## Start Records shown

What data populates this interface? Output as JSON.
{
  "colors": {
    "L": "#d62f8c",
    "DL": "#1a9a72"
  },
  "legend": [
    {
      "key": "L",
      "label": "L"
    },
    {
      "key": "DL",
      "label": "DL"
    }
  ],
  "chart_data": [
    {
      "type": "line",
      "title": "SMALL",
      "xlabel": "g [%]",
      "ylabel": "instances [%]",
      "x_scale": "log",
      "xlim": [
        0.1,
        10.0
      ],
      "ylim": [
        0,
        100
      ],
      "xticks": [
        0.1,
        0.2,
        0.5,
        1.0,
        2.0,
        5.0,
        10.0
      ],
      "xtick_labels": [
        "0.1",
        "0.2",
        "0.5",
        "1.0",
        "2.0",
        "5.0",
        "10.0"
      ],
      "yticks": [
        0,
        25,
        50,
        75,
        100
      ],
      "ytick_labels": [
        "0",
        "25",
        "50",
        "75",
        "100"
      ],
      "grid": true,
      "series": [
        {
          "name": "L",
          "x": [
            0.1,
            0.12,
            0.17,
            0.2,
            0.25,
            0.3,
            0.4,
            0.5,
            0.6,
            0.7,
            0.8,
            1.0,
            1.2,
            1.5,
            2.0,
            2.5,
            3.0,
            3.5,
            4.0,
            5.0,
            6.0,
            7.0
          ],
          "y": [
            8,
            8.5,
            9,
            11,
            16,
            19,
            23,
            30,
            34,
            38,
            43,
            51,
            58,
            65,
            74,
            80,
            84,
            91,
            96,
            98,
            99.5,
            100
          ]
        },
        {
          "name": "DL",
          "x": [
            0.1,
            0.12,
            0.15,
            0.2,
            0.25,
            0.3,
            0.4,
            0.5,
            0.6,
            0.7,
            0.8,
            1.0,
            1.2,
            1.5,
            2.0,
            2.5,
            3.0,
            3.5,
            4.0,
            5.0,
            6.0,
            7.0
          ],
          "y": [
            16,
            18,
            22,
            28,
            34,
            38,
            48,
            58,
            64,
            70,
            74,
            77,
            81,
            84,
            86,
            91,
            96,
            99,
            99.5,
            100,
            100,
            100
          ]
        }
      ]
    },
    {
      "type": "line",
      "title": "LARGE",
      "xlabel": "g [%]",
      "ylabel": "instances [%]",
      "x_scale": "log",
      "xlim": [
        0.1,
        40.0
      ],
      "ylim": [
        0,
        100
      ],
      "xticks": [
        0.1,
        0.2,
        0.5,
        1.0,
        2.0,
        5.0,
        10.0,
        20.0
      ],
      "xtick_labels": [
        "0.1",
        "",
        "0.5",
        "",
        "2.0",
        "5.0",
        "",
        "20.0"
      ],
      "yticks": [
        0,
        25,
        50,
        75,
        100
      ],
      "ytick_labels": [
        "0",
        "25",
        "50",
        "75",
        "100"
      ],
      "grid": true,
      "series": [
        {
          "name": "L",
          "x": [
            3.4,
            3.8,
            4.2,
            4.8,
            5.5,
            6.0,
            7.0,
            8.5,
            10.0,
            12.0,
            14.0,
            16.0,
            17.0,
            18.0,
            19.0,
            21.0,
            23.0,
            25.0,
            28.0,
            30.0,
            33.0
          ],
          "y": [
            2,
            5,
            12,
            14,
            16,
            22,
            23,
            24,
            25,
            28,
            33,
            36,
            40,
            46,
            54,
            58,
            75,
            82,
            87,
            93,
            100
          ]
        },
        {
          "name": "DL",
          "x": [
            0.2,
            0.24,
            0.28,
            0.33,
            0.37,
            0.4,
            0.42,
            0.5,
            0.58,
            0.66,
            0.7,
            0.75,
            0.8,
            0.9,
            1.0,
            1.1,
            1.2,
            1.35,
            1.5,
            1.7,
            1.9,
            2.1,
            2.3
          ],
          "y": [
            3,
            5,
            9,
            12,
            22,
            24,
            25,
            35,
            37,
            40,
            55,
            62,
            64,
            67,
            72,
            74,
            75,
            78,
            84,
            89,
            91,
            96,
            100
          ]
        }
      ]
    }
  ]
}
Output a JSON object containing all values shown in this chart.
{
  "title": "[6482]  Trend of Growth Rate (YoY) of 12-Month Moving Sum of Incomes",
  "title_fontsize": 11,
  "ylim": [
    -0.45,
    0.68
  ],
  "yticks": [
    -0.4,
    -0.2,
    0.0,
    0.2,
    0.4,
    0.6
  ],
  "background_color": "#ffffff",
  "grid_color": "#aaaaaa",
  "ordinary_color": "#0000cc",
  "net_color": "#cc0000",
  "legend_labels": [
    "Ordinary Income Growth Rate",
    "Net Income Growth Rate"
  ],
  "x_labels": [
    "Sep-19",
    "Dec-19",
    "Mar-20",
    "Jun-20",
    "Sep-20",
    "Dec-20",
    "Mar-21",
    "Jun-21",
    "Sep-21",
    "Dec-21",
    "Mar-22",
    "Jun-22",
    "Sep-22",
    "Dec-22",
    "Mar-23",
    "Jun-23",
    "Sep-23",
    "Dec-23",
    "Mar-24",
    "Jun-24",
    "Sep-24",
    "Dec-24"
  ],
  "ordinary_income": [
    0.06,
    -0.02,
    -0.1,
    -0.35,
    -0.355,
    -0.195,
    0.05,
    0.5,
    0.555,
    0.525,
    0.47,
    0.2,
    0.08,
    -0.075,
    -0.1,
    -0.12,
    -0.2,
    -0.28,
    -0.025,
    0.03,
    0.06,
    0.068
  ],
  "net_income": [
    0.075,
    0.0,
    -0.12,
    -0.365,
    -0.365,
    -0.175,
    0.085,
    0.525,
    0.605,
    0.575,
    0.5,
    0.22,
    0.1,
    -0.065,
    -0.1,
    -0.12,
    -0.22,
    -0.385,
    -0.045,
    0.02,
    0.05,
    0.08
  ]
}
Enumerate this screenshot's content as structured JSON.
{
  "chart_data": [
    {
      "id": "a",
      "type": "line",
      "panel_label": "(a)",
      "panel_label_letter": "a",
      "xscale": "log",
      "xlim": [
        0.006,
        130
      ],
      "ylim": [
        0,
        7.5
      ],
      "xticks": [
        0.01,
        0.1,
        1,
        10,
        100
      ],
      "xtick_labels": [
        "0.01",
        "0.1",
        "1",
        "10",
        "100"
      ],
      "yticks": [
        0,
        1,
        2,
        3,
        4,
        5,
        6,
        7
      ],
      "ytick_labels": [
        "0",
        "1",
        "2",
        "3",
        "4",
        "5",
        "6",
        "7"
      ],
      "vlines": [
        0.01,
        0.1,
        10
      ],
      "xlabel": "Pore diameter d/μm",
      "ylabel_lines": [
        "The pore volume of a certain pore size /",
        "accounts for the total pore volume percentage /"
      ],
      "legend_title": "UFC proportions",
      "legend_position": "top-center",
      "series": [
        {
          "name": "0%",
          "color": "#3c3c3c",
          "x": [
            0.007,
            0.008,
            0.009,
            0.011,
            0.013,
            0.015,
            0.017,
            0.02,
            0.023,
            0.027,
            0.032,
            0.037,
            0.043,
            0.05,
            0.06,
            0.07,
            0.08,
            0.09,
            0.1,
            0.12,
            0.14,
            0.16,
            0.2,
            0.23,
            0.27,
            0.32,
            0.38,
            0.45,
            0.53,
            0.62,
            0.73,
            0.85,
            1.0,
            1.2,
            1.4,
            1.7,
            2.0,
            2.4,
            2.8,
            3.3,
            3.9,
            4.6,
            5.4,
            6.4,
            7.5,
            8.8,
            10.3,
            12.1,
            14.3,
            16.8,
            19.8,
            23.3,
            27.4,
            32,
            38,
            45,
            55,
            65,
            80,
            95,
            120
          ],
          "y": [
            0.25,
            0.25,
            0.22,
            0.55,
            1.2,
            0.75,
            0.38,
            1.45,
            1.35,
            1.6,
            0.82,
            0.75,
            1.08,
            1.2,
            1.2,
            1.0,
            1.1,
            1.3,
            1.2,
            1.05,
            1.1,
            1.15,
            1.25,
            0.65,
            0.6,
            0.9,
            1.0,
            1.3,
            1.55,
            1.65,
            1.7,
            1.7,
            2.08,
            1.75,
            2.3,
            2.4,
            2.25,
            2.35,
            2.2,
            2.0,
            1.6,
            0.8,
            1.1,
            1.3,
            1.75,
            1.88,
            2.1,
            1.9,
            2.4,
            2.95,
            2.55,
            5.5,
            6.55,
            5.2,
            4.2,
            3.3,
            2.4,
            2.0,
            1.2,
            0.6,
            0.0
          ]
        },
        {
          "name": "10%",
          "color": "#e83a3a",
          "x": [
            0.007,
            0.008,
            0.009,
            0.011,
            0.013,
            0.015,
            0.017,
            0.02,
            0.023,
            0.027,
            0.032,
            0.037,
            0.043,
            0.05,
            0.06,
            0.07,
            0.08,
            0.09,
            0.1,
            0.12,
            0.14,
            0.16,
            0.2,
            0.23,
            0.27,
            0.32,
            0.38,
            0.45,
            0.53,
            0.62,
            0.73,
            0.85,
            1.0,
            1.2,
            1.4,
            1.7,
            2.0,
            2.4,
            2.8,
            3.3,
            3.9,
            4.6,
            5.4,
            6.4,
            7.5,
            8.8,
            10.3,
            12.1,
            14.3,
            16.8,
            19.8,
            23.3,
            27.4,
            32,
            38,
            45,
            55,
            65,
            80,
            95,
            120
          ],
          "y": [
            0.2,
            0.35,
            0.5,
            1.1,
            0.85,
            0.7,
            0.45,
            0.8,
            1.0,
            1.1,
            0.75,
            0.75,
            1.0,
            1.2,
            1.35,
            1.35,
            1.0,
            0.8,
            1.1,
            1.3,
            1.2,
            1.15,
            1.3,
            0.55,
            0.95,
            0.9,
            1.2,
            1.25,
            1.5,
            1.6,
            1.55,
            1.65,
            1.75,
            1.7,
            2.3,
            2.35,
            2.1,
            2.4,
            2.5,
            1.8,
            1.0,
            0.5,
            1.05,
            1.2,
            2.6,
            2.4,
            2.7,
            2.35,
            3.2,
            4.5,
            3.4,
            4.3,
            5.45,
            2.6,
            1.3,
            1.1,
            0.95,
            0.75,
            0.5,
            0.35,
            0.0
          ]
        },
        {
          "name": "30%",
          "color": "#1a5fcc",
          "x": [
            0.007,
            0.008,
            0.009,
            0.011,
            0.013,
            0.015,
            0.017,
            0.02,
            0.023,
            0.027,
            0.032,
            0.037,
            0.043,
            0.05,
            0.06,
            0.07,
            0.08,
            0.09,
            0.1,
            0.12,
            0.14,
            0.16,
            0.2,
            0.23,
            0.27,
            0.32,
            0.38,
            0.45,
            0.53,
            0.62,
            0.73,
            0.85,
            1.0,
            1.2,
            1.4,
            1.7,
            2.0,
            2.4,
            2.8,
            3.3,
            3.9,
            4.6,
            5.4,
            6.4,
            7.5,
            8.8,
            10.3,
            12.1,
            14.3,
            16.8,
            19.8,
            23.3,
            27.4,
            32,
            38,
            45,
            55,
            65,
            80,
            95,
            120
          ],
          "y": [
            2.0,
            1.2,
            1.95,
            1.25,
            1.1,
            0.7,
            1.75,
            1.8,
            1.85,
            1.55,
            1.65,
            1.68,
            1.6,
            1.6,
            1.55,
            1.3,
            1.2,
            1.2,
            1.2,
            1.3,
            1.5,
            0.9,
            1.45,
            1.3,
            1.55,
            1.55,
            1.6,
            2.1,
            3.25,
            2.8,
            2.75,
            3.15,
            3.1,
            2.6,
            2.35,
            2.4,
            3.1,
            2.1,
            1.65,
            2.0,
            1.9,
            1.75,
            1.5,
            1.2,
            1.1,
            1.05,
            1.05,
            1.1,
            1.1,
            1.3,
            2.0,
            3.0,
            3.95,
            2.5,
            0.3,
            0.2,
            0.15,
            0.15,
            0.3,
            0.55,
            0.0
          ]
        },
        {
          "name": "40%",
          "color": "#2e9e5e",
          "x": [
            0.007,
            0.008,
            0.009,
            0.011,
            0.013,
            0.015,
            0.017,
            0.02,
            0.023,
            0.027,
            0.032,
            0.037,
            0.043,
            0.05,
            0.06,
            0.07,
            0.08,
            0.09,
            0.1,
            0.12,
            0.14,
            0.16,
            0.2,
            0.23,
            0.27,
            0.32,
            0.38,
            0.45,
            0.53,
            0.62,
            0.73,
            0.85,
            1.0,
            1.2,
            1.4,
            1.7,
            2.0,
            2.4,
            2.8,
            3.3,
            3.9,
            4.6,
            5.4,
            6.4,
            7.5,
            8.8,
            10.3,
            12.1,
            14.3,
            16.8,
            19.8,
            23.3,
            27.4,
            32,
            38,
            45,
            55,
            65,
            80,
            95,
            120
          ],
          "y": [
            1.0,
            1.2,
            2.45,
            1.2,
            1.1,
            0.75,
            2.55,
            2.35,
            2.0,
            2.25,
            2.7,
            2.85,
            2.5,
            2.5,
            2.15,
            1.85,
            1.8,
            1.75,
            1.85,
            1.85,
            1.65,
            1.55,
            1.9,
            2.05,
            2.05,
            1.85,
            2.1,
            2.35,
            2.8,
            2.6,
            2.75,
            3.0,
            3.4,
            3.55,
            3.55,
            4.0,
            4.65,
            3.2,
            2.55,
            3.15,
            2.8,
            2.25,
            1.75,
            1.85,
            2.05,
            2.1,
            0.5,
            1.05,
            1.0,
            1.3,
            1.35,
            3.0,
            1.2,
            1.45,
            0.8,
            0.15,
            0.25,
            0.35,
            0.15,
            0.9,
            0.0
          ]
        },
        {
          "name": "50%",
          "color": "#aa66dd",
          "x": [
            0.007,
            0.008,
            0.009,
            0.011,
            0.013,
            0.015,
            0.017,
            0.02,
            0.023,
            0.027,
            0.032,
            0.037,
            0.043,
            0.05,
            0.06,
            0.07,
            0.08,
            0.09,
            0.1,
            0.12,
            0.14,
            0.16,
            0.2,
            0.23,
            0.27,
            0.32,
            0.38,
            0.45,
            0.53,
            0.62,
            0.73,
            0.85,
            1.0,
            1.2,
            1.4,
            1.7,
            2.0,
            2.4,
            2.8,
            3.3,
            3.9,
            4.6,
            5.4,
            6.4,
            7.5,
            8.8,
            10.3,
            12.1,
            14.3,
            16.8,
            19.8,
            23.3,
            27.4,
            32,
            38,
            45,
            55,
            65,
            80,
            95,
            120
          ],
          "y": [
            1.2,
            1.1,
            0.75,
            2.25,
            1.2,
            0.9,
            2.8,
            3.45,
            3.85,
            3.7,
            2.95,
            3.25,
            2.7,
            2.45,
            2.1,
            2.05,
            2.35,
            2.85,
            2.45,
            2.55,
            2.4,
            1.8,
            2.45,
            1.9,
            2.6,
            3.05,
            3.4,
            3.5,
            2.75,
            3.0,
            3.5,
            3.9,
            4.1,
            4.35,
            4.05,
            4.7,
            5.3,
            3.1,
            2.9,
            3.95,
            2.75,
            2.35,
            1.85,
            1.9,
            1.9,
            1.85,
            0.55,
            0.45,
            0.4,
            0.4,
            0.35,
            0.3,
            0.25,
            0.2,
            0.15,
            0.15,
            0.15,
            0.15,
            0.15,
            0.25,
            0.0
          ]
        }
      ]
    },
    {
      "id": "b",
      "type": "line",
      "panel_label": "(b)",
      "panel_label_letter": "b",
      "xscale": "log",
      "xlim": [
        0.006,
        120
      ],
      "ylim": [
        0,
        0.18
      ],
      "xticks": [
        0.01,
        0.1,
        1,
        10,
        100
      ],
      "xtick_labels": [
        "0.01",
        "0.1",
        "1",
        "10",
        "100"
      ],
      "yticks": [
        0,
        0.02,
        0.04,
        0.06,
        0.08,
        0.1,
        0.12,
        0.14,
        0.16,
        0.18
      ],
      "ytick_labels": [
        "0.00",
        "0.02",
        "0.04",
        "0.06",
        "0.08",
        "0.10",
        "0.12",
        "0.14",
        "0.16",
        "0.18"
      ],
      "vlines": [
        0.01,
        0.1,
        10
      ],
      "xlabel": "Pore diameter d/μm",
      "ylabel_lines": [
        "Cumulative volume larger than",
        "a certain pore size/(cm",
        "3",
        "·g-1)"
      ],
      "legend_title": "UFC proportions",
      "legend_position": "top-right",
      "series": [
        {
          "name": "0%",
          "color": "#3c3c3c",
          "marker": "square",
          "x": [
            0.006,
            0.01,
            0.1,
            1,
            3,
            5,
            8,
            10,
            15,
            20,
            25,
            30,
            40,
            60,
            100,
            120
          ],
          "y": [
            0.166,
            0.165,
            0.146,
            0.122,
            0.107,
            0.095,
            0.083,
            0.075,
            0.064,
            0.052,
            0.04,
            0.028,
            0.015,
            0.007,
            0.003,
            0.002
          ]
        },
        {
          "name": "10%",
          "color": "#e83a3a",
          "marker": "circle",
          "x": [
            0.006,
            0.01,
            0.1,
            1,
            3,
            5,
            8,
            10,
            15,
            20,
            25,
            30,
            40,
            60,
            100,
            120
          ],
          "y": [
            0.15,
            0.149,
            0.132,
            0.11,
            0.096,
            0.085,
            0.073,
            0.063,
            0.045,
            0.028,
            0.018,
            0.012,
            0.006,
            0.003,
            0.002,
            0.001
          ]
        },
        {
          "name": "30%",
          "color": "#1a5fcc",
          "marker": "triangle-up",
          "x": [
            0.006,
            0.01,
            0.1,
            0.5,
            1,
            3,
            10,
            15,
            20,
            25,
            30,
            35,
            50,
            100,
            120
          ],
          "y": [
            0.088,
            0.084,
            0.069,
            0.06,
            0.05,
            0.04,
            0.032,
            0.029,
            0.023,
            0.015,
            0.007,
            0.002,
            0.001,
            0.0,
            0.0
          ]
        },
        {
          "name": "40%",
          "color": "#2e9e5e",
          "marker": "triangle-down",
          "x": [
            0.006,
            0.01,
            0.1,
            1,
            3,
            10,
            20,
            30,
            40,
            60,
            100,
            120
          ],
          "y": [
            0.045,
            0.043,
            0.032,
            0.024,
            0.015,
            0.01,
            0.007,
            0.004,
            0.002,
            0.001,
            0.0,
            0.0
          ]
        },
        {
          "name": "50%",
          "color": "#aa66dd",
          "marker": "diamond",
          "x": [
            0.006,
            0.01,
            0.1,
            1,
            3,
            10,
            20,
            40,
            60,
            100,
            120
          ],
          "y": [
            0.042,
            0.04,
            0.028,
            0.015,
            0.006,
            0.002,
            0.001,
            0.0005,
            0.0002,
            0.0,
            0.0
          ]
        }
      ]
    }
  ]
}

## End Records shown

* [Directive]:
Collect every line from the records above that contains the word "triangle".

* [Output of the exercise]:
          "marker": "triangle-up",
          "marker": "triangle-down",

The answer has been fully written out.